§ Goal
Find each line holding the word "panel" and give the total alone.

--- start ---

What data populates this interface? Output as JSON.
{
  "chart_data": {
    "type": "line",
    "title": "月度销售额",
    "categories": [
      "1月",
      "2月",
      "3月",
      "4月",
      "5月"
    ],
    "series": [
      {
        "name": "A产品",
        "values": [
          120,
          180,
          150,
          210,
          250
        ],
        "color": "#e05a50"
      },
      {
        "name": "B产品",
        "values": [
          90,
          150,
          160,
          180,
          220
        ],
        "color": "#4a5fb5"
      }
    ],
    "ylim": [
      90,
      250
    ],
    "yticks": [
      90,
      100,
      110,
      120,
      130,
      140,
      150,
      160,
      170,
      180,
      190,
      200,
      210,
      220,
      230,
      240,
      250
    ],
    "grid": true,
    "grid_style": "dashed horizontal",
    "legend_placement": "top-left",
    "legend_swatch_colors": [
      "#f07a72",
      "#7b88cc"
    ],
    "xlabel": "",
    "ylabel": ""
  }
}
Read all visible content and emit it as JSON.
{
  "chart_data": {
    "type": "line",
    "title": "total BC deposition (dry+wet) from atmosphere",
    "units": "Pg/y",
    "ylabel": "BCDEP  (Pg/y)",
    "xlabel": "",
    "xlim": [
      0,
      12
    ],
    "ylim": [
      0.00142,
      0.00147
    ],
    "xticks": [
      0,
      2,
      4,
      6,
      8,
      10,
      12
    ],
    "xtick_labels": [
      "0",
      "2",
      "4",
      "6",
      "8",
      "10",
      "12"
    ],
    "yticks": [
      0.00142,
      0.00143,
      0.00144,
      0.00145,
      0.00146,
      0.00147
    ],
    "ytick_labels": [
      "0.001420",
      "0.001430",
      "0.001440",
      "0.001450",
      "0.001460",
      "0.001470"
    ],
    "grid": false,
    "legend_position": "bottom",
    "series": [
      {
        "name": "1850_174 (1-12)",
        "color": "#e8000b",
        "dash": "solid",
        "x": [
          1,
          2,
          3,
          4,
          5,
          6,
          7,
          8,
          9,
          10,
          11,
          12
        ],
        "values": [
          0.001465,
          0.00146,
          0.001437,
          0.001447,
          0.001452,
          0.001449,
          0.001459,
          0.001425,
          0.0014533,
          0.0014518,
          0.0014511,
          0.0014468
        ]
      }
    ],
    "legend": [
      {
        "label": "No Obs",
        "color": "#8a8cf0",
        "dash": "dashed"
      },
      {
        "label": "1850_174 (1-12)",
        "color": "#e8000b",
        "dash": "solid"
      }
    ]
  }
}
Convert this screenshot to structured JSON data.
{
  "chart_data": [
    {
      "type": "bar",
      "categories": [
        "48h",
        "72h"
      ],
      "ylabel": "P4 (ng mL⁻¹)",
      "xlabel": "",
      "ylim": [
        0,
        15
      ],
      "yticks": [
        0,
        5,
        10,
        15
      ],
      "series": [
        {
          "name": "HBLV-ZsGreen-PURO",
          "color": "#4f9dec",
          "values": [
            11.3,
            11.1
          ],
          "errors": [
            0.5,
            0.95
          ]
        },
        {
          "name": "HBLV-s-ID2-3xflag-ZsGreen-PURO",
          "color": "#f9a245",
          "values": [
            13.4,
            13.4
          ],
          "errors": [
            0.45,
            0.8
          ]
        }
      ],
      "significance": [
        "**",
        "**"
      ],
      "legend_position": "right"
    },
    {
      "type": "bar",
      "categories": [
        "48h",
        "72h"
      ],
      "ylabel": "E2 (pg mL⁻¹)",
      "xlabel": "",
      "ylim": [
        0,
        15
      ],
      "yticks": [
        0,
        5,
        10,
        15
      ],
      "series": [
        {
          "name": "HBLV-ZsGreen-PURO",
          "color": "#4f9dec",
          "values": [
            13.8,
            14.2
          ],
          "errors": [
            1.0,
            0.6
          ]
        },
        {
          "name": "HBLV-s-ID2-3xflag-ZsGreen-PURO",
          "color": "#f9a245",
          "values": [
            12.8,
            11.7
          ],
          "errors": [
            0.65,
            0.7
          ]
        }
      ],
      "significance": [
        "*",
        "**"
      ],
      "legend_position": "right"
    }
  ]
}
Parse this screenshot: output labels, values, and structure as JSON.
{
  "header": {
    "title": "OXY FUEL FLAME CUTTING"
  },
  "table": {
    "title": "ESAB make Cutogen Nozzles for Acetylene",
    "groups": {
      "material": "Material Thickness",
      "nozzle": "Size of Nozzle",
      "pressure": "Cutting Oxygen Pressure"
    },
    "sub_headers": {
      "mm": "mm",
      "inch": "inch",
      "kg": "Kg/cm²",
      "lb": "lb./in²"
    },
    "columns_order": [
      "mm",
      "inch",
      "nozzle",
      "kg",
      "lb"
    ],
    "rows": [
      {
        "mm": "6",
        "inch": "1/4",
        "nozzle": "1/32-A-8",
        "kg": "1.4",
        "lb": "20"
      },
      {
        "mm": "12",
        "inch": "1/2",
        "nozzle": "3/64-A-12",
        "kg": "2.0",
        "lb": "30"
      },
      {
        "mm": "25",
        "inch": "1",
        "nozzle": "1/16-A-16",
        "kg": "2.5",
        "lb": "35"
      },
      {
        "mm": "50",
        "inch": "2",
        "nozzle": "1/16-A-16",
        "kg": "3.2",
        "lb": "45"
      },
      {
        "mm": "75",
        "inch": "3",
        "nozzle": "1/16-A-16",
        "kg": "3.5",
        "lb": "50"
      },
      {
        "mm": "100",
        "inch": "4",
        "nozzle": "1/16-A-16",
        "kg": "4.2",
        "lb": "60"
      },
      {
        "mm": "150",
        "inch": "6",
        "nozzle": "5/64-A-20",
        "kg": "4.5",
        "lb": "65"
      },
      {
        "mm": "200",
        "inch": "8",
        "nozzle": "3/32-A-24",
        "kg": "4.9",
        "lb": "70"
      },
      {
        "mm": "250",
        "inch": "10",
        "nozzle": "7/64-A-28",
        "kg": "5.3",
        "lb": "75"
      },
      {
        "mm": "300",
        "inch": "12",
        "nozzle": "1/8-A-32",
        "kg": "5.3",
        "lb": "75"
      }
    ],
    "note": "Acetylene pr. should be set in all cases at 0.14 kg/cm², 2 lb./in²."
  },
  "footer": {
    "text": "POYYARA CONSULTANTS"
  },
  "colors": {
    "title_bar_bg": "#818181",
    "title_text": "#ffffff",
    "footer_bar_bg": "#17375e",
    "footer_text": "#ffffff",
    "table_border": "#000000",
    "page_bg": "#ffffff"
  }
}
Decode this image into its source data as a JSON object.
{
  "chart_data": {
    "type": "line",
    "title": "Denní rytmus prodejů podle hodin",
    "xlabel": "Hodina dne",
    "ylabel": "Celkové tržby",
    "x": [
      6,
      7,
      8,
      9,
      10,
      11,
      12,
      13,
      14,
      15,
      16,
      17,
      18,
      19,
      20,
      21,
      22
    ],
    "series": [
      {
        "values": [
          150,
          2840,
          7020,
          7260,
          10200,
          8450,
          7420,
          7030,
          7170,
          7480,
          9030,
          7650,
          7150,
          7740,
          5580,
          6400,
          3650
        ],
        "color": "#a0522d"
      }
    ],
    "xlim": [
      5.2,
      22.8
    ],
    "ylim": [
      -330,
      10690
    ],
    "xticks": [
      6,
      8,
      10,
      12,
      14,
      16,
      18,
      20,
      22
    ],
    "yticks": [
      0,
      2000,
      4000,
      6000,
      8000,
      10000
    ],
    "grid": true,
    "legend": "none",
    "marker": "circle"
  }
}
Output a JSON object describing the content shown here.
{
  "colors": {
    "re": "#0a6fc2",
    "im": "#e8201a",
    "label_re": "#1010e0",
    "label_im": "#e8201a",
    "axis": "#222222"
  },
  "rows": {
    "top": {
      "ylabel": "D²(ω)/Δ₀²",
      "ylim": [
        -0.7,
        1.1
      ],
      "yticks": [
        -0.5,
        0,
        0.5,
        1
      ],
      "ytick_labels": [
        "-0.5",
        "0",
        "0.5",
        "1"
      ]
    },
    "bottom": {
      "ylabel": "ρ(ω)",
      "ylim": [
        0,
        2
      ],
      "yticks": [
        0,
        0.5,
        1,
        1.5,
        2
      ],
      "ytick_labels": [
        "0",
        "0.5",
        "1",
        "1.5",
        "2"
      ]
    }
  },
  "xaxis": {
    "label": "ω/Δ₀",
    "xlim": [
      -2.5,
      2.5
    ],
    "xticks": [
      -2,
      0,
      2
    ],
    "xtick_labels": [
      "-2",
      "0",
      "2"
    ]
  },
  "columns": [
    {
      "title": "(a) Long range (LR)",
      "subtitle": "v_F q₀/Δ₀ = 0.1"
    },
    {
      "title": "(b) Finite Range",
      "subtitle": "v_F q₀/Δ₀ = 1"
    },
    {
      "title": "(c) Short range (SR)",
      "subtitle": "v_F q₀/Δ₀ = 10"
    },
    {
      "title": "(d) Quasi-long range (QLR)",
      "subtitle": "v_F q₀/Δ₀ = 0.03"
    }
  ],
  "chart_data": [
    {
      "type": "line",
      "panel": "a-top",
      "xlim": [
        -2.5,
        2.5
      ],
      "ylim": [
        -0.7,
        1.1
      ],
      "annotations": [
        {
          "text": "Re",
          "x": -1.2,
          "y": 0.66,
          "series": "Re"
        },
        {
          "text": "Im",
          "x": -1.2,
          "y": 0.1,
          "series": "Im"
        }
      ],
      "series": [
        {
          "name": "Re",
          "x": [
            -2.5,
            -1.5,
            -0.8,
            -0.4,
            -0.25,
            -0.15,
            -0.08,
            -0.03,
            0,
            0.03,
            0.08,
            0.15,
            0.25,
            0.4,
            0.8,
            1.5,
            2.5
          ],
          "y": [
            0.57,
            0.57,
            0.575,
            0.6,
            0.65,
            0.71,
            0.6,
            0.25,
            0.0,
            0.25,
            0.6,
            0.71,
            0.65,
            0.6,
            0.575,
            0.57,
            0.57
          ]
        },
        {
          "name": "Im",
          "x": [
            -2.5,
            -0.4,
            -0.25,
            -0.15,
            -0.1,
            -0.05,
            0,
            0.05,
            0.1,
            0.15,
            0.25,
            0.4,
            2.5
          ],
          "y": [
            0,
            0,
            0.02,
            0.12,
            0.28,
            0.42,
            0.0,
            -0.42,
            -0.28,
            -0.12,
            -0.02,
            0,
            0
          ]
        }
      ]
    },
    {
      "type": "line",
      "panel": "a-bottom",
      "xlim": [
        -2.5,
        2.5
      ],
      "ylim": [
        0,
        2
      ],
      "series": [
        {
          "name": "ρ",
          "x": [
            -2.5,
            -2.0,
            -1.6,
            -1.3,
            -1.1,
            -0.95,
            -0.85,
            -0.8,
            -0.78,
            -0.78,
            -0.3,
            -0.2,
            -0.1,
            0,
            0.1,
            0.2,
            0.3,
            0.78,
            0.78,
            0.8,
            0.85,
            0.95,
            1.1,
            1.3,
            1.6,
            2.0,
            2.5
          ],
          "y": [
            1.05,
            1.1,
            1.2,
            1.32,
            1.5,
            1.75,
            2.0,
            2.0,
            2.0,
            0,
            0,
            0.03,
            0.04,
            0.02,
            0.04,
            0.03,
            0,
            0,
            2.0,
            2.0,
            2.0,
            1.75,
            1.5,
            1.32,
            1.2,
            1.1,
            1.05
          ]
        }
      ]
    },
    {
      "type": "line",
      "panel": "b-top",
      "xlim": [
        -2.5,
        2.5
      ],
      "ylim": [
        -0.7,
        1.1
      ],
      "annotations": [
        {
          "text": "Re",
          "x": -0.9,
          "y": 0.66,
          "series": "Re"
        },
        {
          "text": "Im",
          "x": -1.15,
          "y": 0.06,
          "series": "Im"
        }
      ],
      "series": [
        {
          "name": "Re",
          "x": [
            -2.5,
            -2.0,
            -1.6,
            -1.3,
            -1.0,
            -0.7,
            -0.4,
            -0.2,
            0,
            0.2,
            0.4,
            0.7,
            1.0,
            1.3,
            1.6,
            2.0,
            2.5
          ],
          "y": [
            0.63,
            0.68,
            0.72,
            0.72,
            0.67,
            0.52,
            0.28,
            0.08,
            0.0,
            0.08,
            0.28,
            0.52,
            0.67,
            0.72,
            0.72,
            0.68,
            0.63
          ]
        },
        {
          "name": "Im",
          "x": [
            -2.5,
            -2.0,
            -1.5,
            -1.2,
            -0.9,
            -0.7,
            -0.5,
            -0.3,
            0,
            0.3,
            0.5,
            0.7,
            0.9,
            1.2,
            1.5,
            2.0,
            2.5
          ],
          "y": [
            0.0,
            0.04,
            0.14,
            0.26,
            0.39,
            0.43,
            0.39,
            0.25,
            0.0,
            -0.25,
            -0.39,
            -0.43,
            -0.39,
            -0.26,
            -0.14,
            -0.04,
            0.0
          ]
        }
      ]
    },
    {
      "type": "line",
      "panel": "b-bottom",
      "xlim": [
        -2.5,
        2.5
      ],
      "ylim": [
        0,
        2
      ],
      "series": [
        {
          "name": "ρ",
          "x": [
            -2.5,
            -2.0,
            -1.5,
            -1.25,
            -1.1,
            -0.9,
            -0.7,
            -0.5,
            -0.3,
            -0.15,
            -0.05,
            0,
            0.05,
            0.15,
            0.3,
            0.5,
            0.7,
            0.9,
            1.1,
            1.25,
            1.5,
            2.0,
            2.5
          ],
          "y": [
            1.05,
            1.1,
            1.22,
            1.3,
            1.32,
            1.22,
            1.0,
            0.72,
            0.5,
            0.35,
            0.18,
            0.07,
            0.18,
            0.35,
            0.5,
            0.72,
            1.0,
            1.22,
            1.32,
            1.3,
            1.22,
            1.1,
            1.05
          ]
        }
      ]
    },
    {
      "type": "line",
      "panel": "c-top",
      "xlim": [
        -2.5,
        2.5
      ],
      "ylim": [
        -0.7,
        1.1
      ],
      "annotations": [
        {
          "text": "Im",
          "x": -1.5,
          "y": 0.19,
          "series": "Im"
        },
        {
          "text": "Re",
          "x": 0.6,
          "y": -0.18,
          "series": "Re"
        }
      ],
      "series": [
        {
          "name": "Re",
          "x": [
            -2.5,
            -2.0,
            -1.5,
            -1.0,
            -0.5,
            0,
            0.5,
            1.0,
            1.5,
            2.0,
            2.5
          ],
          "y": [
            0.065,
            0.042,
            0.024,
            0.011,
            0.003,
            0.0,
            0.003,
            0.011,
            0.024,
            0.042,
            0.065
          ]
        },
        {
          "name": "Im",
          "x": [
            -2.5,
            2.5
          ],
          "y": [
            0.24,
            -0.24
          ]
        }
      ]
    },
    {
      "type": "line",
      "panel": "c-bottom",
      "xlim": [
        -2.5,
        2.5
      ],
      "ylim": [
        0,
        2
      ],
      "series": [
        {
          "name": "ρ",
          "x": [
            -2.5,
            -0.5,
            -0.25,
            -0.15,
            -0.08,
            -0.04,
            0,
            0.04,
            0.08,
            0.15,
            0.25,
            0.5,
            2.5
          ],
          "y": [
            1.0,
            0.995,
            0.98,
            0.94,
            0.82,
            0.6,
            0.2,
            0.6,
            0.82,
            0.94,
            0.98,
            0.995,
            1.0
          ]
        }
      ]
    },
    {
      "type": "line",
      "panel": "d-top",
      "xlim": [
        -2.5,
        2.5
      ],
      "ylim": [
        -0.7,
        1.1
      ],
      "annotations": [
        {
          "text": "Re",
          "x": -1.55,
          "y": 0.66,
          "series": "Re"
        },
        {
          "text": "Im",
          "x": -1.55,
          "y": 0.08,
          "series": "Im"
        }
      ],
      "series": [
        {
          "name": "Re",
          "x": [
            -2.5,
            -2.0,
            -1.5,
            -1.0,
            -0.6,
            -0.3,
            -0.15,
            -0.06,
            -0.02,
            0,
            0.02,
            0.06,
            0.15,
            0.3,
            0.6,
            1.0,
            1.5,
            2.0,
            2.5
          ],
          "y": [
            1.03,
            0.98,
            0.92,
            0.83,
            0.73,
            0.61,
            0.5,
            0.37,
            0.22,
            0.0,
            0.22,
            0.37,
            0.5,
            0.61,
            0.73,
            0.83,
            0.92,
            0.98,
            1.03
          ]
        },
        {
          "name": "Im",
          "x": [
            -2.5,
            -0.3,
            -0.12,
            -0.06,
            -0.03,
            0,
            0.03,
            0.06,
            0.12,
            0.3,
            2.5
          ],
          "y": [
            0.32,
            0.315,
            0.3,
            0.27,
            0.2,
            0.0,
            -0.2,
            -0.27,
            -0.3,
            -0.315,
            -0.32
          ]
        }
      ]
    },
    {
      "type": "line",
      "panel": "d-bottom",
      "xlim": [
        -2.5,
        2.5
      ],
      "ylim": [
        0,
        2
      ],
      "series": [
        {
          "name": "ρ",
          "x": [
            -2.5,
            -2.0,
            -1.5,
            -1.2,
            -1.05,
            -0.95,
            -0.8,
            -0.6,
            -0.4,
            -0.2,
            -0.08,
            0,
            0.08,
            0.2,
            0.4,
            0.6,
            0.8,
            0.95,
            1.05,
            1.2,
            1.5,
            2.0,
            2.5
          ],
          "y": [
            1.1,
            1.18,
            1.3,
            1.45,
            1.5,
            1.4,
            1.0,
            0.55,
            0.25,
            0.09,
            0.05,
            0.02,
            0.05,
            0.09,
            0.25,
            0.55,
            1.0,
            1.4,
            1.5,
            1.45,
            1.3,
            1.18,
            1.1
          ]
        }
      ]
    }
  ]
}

--- end ---

§ Result of the exercise
8